Exercise prompt ▸ Go through the entries below and copy each line containing the word "their".

--- begin Data rows ---

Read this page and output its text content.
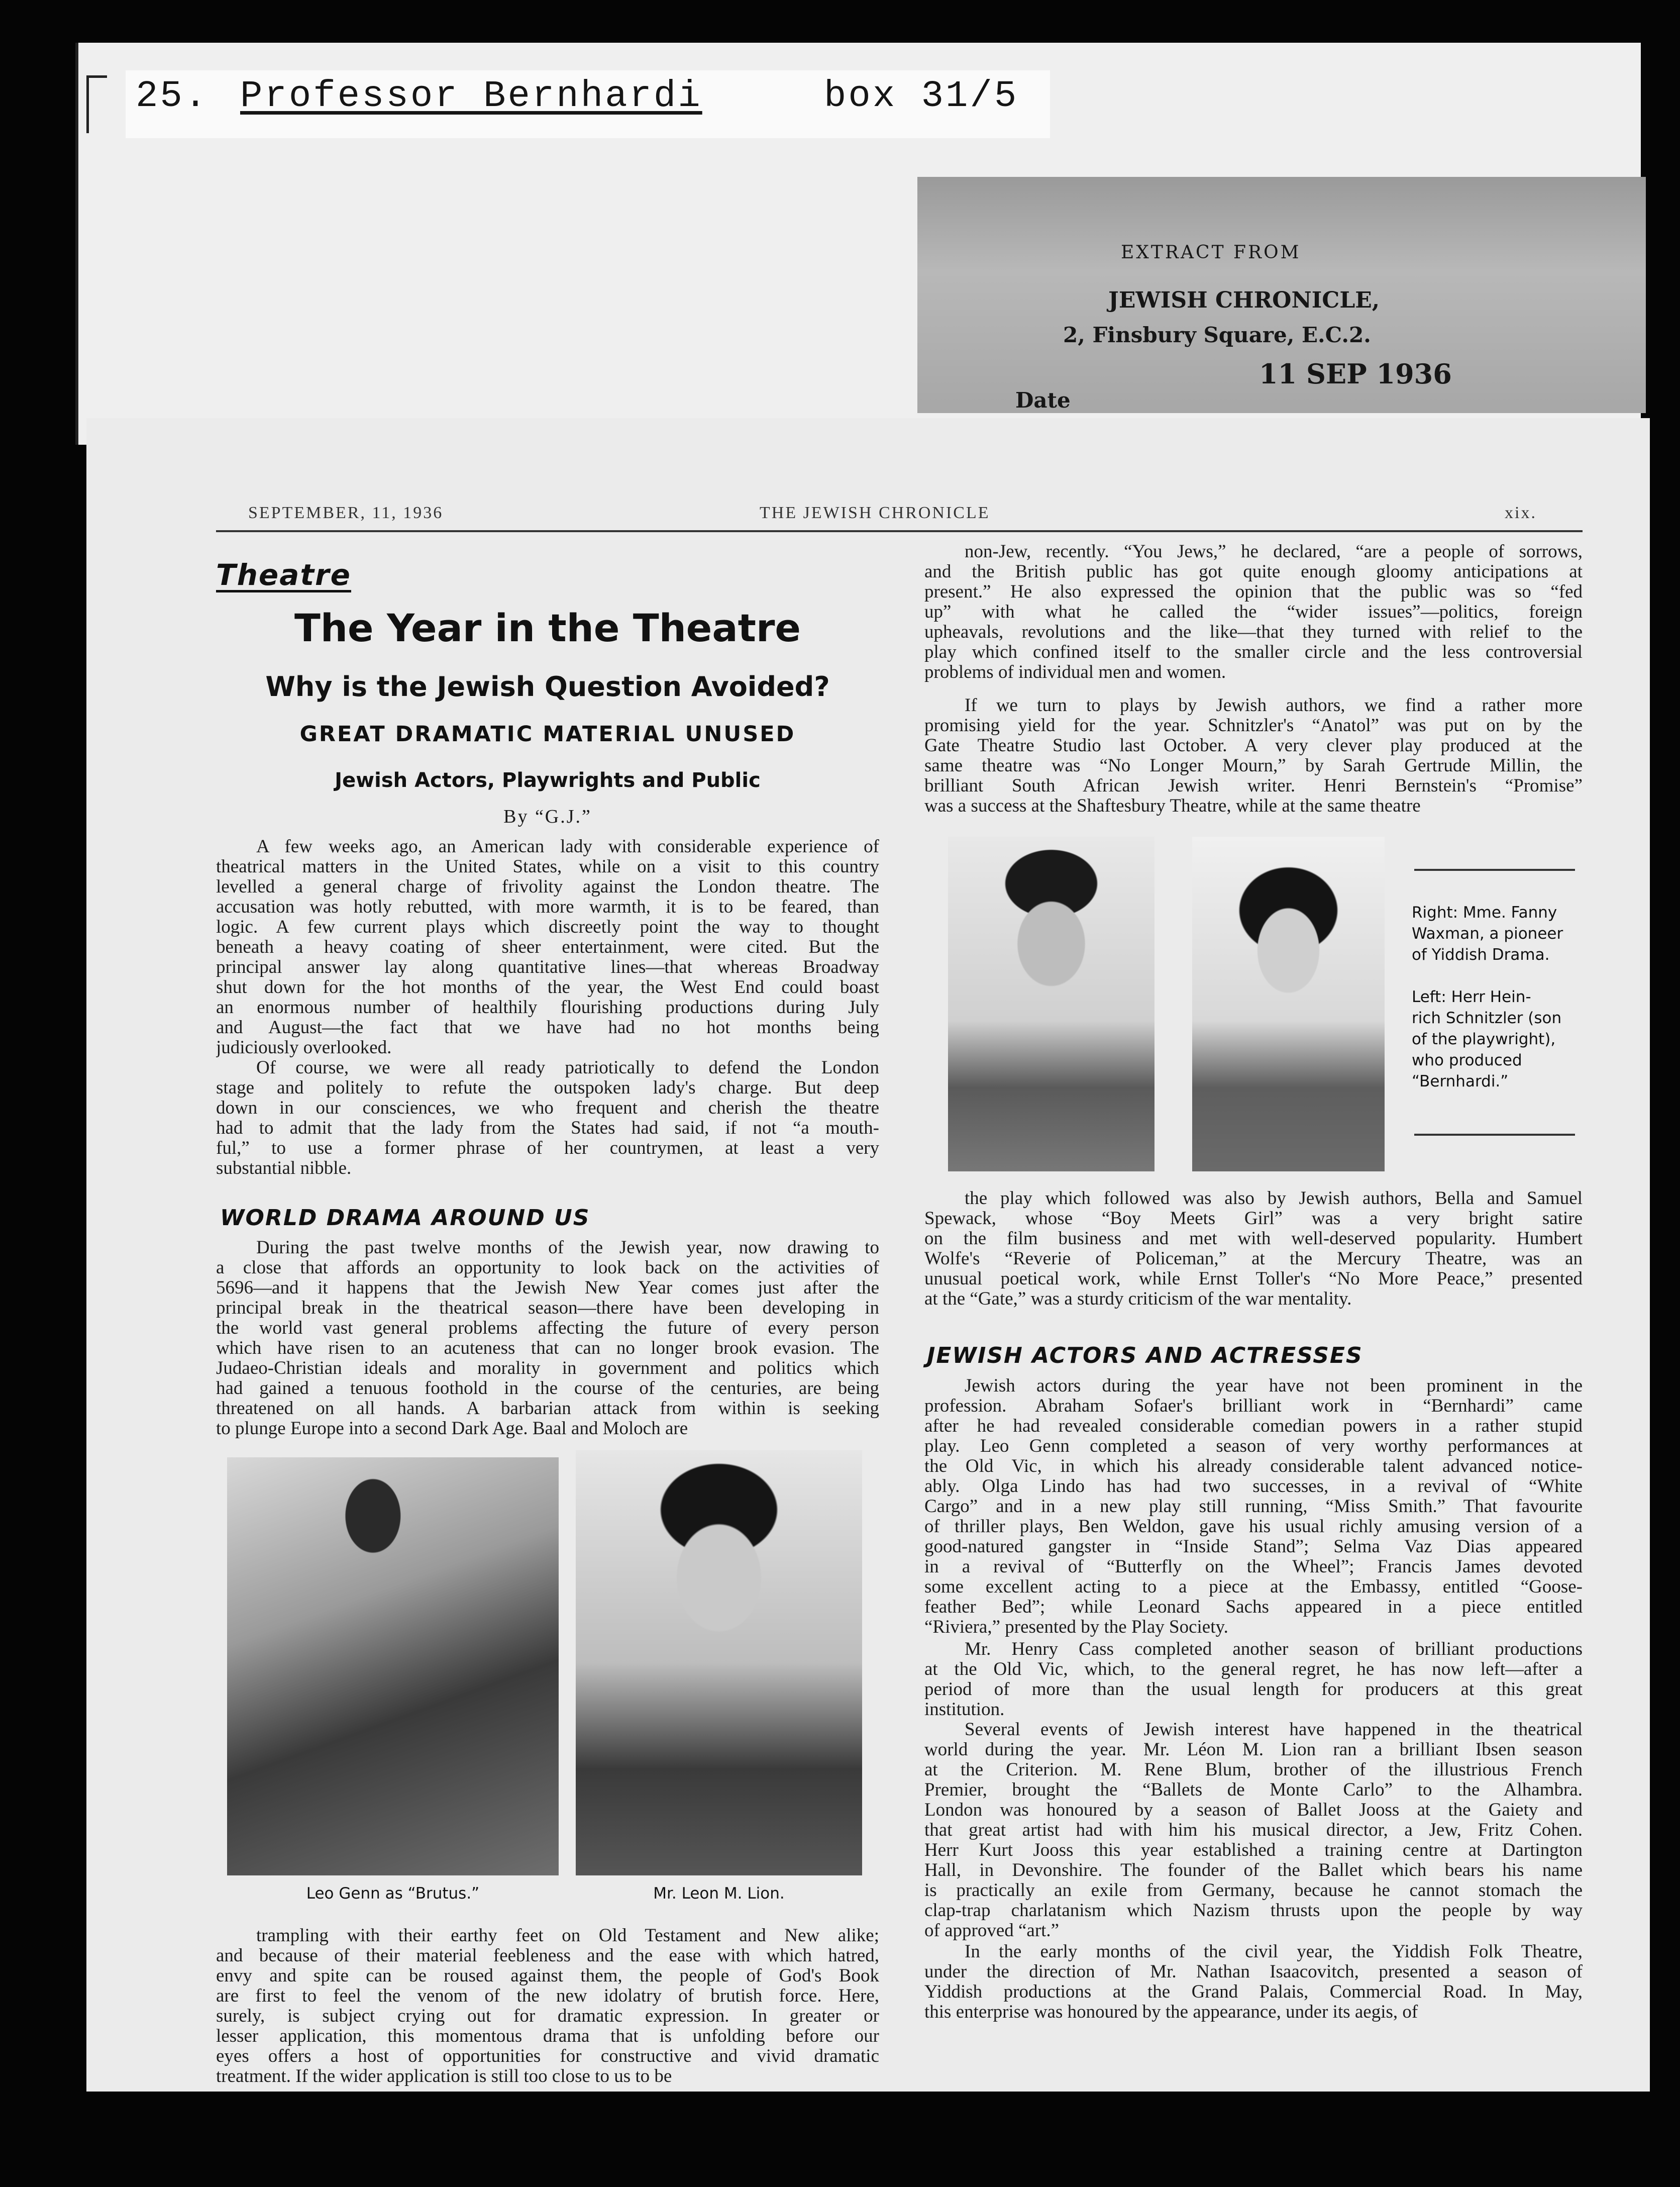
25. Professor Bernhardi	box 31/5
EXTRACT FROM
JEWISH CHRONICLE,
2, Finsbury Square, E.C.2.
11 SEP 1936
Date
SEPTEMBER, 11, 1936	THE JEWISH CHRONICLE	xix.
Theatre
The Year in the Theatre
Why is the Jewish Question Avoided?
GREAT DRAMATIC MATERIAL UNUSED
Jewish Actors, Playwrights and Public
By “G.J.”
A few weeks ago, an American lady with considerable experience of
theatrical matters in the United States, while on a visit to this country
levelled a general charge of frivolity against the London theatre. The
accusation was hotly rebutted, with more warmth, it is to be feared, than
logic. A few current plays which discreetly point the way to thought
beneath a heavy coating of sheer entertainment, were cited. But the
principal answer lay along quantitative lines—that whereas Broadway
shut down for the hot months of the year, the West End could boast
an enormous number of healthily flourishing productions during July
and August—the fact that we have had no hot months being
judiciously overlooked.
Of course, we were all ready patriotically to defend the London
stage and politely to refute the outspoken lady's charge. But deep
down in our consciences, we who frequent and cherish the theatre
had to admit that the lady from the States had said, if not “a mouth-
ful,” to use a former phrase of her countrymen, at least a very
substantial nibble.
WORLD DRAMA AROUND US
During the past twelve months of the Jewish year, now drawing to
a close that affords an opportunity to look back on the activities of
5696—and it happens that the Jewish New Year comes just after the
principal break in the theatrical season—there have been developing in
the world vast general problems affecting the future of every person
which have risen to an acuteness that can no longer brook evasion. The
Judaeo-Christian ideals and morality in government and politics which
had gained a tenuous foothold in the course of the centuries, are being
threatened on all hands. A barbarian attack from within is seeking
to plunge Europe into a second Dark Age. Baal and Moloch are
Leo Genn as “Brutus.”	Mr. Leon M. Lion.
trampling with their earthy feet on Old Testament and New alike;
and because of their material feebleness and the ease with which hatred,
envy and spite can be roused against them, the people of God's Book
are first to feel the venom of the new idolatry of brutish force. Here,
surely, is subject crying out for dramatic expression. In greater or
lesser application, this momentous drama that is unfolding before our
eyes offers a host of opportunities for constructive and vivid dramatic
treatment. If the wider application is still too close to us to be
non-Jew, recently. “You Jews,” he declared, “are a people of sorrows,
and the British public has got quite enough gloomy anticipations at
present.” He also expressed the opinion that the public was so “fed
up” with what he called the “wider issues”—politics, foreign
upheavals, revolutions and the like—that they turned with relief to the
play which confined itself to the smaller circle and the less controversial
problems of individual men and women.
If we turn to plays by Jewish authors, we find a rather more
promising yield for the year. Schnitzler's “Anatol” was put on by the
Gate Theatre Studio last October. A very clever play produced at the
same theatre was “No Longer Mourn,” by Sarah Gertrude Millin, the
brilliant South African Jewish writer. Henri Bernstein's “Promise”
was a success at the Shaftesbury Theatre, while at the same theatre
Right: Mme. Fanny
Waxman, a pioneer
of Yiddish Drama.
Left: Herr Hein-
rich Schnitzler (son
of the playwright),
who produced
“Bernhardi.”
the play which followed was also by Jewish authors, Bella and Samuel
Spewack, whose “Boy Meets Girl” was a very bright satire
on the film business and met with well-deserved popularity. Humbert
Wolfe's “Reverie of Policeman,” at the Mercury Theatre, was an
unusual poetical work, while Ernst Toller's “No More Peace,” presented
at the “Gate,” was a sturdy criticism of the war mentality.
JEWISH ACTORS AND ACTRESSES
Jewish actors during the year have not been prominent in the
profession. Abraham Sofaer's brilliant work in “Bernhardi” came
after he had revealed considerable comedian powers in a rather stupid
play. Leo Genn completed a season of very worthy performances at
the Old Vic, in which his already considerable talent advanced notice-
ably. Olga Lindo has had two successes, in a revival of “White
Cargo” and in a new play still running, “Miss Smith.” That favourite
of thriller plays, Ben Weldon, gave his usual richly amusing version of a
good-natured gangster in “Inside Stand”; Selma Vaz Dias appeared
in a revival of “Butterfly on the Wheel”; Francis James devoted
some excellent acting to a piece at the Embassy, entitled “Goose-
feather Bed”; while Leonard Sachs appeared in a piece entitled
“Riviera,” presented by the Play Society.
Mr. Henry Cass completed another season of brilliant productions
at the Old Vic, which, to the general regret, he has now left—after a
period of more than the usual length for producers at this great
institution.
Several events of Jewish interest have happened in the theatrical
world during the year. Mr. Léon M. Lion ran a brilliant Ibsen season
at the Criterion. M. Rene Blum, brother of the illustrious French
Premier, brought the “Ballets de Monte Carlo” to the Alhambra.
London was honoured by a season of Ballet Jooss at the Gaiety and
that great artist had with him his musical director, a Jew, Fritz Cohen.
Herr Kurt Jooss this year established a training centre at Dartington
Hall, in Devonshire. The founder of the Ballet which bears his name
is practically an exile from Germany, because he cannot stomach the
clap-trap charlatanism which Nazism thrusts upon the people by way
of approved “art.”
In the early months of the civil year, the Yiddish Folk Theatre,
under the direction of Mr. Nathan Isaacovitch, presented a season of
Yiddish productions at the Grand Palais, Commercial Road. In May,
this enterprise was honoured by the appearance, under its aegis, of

--- end Data rows ---
--- begin Data rows ---

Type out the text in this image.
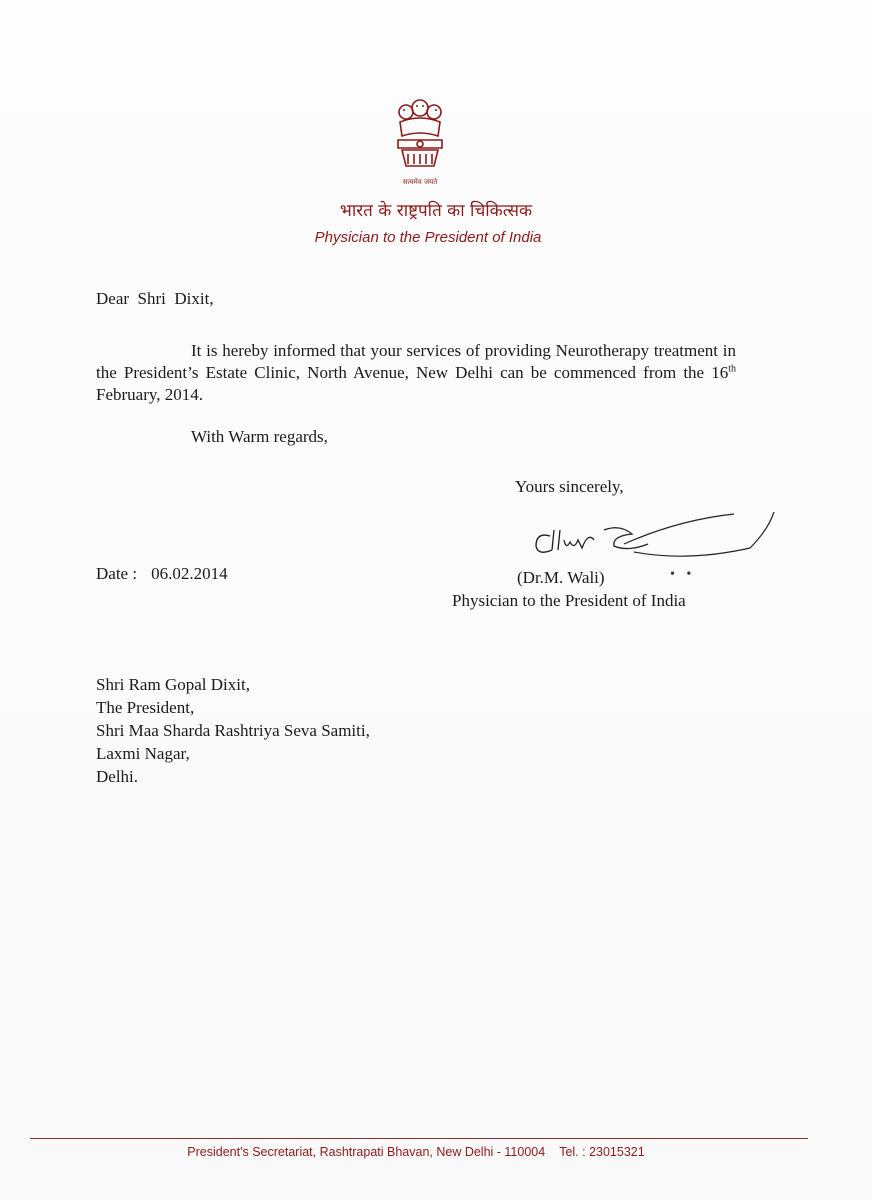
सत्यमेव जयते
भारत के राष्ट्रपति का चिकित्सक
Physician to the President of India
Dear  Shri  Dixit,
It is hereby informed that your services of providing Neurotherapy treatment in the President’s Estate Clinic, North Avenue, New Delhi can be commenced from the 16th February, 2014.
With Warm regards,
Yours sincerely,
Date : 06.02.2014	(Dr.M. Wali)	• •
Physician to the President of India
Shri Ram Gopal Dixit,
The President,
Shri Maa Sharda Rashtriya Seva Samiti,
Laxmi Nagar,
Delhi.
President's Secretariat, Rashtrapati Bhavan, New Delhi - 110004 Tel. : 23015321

--- end Data rows ---

Solution ▸
trampling with their earthy feet on Old Testament and New alike;
and because of their material feebleness and the ease with which hatred,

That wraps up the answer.